**WORK INSTRUCTIONS**
Search the records below for the word "Aphorismo". Pull out each line that has it.

**EXTRACTED RECORDS**

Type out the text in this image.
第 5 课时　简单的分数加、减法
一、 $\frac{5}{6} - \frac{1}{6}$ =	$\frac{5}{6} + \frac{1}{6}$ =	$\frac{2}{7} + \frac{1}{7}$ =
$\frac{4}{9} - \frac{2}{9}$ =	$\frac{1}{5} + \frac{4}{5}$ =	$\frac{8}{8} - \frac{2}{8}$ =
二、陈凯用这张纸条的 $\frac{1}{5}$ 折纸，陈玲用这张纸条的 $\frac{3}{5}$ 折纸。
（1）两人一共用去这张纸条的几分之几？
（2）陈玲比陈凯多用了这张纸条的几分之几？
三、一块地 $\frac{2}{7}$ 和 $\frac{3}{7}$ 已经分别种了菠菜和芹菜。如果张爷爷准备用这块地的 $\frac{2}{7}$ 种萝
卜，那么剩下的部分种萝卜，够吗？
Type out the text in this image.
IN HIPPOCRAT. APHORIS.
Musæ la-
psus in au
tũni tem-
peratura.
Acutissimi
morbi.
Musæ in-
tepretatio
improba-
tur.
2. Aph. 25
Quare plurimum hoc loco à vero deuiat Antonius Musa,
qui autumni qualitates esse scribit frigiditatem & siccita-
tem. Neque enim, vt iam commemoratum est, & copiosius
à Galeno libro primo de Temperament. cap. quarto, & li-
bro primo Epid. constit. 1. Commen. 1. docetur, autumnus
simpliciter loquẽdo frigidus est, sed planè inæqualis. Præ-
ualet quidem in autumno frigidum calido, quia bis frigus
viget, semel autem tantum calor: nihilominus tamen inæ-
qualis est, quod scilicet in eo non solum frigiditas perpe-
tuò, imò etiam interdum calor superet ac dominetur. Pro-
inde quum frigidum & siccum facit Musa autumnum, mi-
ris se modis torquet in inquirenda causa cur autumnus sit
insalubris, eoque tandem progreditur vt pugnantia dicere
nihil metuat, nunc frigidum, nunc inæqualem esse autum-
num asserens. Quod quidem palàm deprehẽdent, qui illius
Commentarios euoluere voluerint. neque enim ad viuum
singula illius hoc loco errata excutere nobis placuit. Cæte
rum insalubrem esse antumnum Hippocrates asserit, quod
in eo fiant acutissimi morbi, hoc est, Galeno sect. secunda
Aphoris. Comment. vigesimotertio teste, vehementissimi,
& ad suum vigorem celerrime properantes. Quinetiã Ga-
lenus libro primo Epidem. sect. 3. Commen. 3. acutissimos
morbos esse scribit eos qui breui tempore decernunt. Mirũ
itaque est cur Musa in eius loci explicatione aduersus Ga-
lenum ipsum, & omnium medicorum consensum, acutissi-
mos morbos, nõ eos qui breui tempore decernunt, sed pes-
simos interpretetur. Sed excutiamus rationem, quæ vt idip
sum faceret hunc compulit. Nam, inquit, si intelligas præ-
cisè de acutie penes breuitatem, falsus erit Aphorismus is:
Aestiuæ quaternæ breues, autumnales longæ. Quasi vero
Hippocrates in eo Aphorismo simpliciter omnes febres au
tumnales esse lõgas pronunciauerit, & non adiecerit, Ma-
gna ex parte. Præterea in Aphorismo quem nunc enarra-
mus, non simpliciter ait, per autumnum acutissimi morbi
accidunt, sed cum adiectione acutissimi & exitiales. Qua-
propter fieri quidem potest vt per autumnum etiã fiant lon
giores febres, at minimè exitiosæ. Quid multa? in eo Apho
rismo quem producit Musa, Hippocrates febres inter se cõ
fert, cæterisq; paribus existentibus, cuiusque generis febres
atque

**TASK RESULT**
Hippocrates in eo Aphorismo simpliciter omnes febres au
gna ex parte. Præterea in Aphorismo quem nunc enarra-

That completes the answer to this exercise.